YOUR OBJECTIVE —
Review the lines that follow and copy each one that contains the word "jeevacation".

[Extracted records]
## Begin
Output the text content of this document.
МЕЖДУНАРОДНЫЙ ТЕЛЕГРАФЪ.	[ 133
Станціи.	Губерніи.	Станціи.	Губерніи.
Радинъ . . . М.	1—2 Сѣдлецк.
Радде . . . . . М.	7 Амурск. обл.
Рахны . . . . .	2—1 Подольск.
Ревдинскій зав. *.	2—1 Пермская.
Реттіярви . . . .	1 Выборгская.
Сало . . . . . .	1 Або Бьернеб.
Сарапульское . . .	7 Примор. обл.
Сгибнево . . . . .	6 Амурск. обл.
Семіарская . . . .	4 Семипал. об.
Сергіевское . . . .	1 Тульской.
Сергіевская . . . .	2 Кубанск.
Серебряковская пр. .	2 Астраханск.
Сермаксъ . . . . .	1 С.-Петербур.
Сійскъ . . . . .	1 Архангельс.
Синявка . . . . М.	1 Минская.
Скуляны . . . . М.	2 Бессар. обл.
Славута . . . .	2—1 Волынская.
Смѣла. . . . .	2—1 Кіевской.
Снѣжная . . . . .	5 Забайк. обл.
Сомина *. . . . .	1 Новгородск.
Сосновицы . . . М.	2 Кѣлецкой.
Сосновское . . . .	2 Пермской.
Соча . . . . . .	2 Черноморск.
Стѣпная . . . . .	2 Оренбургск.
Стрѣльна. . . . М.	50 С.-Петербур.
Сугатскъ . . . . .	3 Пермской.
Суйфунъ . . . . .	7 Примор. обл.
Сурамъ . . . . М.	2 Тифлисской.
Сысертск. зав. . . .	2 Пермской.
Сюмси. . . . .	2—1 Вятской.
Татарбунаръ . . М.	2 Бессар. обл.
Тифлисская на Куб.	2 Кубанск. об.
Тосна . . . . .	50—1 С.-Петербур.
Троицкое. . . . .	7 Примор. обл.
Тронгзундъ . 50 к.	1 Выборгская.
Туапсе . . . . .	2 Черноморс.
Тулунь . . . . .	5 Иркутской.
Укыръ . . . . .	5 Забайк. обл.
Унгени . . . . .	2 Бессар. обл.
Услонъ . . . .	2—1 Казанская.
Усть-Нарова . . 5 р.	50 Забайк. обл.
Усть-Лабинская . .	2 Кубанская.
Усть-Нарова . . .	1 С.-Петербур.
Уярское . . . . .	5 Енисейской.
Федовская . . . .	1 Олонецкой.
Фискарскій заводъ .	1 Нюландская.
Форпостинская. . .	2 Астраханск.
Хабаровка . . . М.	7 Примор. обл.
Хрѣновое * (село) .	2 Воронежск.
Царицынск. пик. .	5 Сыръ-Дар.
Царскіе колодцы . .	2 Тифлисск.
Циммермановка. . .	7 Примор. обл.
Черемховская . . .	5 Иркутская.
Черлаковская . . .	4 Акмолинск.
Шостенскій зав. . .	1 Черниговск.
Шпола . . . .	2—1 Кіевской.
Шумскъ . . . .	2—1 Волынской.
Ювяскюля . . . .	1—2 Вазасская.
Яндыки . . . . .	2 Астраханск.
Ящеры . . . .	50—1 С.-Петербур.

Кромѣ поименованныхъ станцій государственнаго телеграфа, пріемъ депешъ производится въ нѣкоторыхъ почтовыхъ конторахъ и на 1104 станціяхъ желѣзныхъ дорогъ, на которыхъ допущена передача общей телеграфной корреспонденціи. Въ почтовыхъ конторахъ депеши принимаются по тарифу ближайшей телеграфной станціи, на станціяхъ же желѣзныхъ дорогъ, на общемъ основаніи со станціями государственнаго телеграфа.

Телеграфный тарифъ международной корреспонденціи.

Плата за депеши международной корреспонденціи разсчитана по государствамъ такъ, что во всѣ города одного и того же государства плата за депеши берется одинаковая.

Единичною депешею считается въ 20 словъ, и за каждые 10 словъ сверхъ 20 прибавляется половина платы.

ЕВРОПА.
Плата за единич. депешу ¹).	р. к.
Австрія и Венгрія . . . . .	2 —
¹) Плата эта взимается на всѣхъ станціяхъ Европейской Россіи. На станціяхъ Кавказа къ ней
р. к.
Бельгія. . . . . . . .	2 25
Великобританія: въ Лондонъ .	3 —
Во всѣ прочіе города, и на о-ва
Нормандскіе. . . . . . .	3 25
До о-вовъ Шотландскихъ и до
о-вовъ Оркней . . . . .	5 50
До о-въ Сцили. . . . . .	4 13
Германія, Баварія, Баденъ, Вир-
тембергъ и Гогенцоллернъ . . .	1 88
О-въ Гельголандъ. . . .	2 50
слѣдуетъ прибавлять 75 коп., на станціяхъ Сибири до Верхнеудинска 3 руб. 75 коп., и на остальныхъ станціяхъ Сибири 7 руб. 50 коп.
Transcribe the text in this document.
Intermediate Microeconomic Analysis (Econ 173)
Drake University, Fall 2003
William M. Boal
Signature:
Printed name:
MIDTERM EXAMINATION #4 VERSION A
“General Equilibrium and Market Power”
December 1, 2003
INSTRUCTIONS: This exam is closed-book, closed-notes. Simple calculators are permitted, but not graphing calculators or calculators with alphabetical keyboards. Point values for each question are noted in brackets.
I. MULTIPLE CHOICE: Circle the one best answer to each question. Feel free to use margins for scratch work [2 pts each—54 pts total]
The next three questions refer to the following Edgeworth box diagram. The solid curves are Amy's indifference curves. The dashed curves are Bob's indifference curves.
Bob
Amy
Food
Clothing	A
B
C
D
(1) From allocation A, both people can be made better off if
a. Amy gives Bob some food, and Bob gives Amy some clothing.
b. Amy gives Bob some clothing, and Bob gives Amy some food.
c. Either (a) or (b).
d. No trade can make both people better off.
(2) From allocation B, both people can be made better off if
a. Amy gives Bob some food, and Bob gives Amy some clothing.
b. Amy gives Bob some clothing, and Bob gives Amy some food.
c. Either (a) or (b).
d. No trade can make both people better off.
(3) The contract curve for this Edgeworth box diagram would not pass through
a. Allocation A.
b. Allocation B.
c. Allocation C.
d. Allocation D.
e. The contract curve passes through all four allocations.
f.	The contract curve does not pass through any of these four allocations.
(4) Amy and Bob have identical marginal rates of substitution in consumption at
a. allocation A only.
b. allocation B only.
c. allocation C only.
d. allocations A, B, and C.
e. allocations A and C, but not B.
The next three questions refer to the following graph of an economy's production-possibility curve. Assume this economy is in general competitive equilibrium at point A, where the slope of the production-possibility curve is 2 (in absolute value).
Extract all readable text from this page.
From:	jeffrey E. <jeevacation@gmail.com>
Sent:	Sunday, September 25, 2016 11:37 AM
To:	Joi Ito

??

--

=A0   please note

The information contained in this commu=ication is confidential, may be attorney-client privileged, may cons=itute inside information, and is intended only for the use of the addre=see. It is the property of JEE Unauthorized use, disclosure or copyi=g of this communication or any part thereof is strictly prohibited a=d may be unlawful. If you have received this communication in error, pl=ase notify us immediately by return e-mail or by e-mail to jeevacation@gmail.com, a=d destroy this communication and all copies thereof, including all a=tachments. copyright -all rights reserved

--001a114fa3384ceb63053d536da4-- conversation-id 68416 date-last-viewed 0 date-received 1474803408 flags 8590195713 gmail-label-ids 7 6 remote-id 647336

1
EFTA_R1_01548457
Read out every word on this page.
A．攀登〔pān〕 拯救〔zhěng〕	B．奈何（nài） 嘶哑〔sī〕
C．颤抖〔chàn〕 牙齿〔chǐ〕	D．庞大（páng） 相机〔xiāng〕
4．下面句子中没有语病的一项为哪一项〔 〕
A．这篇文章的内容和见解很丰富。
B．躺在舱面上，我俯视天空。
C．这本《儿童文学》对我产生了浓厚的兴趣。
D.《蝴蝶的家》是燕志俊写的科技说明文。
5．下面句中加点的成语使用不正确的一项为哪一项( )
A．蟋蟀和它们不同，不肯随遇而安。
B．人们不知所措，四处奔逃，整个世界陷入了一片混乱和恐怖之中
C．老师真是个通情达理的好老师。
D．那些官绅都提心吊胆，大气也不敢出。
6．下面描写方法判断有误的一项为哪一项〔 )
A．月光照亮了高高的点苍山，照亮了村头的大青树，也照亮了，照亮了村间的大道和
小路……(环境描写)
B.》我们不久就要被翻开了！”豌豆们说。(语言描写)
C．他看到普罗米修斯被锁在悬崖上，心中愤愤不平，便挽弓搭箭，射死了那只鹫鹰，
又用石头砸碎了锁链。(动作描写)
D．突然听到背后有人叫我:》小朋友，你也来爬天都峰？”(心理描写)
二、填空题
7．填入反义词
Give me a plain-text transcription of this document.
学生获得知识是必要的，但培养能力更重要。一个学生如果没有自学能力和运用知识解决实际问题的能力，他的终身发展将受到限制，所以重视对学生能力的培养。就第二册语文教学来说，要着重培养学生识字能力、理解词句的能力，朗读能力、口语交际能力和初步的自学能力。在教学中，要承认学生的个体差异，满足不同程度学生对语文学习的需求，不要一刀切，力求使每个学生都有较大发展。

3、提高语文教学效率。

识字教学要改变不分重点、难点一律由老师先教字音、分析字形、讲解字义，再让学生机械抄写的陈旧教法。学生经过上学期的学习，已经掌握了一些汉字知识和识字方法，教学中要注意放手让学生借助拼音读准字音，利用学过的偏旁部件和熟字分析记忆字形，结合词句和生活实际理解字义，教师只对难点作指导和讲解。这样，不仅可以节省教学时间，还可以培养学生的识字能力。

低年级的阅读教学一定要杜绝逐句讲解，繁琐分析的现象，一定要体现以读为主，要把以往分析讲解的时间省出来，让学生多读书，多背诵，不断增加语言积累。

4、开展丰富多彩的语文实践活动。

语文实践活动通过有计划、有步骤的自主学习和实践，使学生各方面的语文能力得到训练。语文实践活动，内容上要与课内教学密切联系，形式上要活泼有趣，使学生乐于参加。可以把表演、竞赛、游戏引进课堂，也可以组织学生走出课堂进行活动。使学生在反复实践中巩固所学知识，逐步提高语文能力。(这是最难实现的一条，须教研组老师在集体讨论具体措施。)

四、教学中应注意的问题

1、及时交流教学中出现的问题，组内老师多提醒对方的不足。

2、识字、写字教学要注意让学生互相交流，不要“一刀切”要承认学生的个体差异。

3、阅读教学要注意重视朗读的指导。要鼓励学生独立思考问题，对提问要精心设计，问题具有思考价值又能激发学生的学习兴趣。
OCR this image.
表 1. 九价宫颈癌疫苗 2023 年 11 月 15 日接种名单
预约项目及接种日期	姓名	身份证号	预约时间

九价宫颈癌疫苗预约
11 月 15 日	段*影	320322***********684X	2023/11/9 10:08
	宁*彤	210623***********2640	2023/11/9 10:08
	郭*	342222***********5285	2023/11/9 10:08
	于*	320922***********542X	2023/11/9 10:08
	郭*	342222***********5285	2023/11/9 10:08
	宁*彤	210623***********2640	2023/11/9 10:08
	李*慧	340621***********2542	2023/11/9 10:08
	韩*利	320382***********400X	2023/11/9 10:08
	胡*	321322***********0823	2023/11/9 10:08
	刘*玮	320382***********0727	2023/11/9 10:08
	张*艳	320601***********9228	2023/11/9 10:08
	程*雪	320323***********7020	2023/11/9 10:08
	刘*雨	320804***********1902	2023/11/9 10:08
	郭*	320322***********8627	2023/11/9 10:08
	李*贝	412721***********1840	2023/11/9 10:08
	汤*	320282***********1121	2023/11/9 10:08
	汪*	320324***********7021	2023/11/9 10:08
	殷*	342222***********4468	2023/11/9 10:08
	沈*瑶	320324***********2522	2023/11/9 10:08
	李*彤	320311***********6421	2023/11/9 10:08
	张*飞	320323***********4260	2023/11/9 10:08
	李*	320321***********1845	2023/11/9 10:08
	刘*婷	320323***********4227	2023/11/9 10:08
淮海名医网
## End
CORRECT RESPONSE —
From:	jeffrey E. <jeevacation@gmail.com>
The information contained in this commu=ication is confidential, may be attorney-client privileged, may cons=itute inside information, and is intended only for the use of the addre=see. It is the property of JEE Unauthorized use, disclosure or copyi=g of this communication or any part thereof is strictly prohibited a=d may be unlawful. If you have received this communication in error, pl=ase notify us immediately by return e-mail or by e-mail to jeevacation@gmail.com, a=d destroy this communication and all copies thereof, including all a=tachments. copyright -all rights reserved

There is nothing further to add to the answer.